▶ [WORK TO COMPLETE]:
(a) Answer these questions from the Twitter passage below, one line each, marked as they are:
(i) What was the owl that suggested accounts to follow called?
(ii) Which interests did most people in the writer's new network share with the writer?
(iii) Who laid out the scenario quoted at the end, and in which publication?
(b) For each statement, say yes or no according to the Twitter passage below, and quote the words that decide it:
(i) Several of the writer's friends were already on Twitter when the writer started using it.
(ii) The woman in the quoted scenario wants an air conditioner she can install herself.
(iii) Marketers value Twitter because it lets them have real conversations with people thinking about their products and services.

▶ [QUOTED PASSAGE]:
* * *
I’ll be the first to admit I was absolutely lost the first couple of days I started using Twitter. I didn’t follow anyone I cared about, none of my friends were on it and I didn’t understand what to say or what to do

Looking back, as much as I hate to admit it, it wasn’t until a weird owl named “Mr. Tweet” gave me a few suggestions of who I should follow before I began to find some interesting people on Twitter. From there I was able to branch out, finding a few more people who were conversing with the people I was newly following.

Before I knew it I had a nice little network of people to follow and talk to. Most of them weren’t too weird. For the most part they were interested in some of the same things I was: Minnesota, healthcare marketing, the internet, celebrities and sports.

So why are marketers so obsessed with Twitter?

Because they care what you are doing and thinking, especially as it relates to products and services they have to offer.

A quick search and you can find that there are people actually interested in everything from Anoop Dogg on American Idol to polar ice caps. Marketers find this invaluable because they can have real conversations with people thinking about products and services they have to offer.

Take for example this scenario layed out by Peter Hershberg in Advertising Age:

“A young woman in Chapel Hill, N.C., wakes up sweating. Her air conditioner has died. She knows she wants a new one, but she wants one that will be energy-efficient, easy to install on her own, reliable and not too expensive.
* * *
▶ [GIVEN DATA]:
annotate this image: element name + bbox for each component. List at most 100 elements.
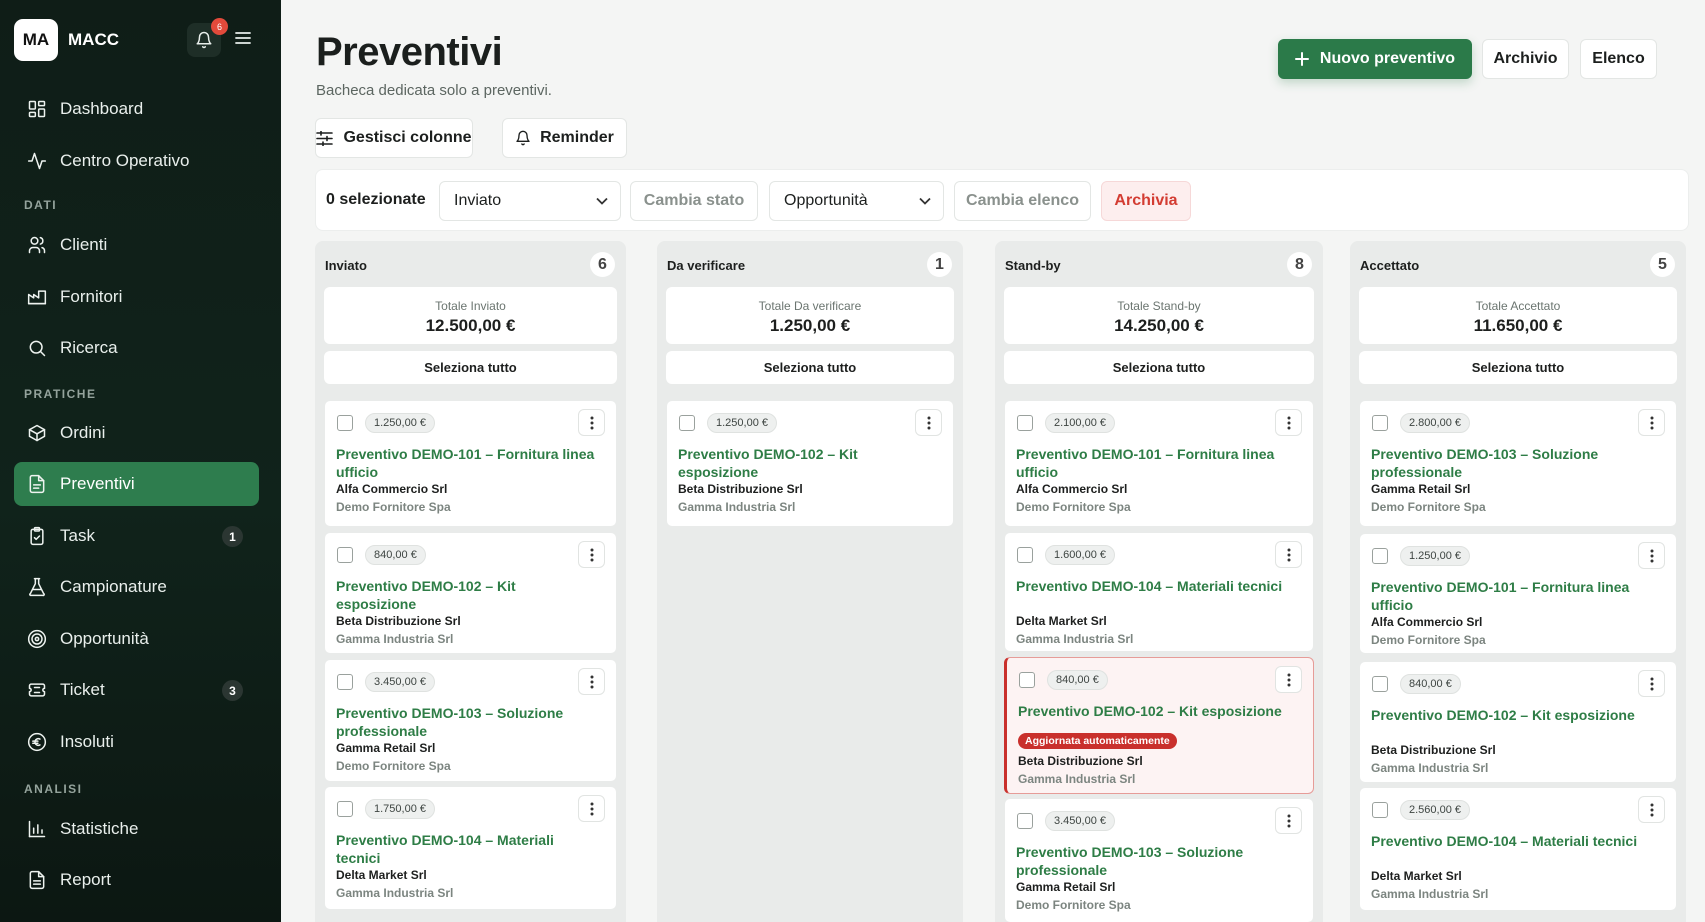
* * *
▶ [EXPECTED RESPONSES]:
(a)
(i) Mr. Tweet
(ii) Minnesota, healthcare marketing, the internet, celebrities and sports
(iii) Peter Hershberg, in Advertising Age

(b)
(i) No: "none of my friends were on it"
(ii) Yes: "easy to install on her own"
(iii) Yes: "Marketers find this invaluable because they can have real conversations with people thinking about products and services they have to offer."